▶ [Short exercise] From the entries below, report how many lines contain the string "plugins". Give only that number.

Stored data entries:
-- BEGIN --

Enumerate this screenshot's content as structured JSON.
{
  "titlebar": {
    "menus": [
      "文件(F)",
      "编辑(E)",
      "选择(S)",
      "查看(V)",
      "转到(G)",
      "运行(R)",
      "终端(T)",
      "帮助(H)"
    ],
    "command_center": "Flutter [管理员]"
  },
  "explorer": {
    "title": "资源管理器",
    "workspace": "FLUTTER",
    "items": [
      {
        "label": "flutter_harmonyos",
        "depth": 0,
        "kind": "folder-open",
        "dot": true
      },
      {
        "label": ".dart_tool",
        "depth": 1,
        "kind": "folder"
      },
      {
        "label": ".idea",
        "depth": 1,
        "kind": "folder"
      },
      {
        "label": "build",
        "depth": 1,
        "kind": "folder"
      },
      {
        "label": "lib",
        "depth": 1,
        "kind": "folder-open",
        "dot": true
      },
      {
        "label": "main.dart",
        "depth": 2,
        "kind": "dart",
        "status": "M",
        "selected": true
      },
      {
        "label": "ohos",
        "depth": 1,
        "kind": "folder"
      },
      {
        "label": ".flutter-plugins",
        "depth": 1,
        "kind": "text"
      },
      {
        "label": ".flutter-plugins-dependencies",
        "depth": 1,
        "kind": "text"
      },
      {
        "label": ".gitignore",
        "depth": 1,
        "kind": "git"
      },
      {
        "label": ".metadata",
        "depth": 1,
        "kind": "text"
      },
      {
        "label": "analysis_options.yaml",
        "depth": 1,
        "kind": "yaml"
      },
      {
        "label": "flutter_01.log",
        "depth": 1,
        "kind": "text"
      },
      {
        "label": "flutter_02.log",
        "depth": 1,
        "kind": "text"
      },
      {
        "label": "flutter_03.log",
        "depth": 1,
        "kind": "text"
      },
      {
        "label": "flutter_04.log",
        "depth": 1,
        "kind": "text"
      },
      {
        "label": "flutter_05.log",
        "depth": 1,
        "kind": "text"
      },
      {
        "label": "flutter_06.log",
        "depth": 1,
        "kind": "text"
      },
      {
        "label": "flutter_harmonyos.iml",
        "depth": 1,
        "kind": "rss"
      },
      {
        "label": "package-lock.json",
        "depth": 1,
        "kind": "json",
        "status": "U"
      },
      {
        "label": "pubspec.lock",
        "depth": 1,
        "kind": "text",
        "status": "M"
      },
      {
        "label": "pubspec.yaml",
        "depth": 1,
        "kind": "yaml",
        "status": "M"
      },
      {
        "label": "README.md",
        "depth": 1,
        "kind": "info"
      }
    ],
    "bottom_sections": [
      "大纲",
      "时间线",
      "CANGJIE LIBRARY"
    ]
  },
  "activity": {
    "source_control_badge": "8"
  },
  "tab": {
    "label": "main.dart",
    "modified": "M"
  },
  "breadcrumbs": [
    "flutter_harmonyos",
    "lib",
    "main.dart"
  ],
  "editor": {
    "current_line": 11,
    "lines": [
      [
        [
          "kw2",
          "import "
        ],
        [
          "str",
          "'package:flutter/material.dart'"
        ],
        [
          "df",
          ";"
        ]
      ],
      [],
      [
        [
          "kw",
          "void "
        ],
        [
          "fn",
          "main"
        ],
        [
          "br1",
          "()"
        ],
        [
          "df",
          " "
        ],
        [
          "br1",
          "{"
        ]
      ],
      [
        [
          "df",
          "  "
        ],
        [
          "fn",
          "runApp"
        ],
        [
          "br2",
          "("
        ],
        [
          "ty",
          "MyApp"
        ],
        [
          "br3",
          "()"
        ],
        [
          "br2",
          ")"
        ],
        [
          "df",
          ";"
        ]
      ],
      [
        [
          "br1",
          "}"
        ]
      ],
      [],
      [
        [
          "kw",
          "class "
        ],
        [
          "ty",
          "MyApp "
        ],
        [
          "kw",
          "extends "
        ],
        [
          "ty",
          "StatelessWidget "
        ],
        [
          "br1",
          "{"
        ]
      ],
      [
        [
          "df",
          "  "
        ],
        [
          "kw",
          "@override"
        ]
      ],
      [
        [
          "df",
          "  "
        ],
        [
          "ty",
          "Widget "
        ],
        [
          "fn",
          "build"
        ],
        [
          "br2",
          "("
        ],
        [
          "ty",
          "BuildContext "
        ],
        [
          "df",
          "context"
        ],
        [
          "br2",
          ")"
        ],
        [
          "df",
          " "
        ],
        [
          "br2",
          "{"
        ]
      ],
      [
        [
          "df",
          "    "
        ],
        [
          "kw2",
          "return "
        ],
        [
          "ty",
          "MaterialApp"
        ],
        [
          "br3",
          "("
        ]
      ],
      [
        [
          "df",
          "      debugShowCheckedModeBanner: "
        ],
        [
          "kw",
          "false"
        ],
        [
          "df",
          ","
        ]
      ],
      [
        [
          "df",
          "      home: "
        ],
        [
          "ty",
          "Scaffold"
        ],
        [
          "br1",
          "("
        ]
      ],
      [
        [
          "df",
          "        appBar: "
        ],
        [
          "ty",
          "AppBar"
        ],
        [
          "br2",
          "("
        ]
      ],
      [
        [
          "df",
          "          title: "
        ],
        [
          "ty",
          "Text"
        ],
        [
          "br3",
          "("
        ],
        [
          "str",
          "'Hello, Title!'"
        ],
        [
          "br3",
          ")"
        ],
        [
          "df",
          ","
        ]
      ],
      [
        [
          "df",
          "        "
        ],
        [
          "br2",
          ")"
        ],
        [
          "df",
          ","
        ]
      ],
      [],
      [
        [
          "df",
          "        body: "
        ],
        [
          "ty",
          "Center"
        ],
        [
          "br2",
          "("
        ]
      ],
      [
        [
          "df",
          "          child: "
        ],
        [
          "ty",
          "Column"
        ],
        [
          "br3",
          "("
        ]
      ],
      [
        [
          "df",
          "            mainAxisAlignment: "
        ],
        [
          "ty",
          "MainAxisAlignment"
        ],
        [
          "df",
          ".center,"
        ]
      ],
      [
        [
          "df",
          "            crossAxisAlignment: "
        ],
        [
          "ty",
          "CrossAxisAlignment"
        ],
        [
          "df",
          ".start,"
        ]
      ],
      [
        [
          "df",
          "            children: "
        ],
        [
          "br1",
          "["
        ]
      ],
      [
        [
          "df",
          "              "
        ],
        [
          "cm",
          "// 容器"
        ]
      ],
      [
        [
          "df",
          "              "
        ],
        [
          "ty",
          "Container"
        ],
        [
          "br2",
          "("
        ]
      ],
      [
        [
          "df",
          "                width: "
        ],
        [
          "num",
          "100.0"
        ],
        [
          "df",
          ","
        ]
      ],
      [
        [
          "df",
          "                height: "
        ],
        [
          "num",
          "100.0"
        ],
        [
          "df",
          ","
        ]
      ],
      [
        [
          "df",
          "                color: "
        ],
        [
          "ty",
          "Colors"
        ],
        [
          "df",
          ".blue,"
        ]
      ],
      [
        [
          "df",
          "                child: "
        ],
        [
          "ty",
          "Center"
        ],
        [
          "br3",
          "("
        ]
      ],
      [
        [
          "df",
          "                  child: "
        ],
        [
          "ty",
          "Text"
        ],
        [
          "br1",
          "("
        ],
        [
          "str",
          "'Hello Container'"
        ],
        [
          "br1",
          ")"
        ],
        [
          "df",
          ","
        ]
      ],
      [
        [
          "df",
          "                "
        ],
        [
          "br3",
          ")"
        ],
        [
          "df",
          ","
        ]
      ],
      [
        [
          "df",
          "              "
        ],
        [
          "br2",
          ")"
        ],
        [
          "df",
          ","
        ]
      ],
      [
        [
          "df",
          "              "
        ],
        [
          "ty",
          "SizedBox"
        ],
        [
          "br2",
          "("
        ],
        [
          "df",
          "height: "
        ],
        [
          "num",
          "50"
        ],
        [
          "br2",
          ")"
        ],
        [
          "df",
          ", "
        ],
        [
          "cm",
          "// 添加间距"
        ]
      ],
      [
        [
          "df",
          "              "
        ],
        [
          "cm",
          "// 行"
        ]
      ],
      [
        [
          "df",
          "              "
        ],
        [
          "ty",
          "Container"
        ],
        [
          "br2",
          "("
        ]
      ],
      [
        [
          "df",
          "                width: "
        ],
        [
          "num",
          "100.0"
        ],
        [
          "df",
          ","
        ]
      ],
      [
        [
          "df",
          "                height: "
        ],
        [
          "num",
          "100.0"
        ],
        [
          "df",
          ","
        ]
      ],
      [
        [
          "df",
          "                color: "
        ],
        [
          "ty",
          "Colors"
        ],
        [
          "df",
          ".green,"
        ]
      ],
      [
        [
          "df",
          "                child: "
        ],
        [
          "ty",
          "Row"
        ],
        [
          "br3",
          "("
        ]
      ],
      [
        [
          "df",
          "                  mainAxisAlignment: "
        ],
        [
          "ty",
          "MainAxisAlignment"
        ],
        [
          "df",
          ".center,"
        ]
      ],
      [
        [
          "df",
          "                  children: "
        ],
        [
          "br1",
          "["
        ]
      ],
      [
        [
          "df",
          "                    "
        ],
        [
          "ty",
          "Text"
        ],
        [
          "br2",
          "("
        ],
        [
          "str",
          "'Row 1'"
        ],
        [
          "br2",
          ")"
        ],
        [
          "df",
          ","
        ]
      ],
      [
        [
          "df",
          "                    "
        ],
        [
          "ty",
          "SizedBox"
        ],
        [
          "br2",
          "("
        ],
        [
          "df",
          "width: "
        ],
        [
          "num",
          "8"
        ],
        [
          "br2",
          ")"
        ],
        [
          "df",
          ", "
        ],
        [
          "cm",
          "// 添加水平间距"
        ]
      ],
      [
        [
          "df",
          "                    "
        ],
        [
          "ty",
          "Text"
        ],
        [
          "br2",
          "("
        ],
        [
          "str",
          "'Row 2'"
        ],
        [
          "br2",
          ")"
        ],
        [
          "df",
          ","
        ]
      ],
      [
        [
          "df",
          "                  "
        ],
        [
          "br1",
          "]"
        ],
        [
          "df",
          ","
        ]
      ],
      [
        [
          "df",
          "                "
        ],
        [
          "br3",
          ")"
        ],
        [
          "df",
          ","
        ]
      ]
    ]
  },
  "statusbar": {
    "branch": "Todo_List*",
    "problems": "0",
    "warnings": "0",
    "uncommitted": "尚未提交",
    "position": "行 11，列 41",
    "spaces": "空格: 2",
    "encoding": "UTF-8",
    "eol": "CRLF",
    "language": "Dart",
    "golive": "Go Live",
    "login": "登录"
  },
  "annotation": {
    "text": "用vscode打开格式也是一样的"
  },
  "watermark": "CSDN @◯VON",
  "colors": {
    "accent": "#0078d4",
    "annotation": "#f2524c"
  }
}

-- END --

▶ [Answer to this problem] 2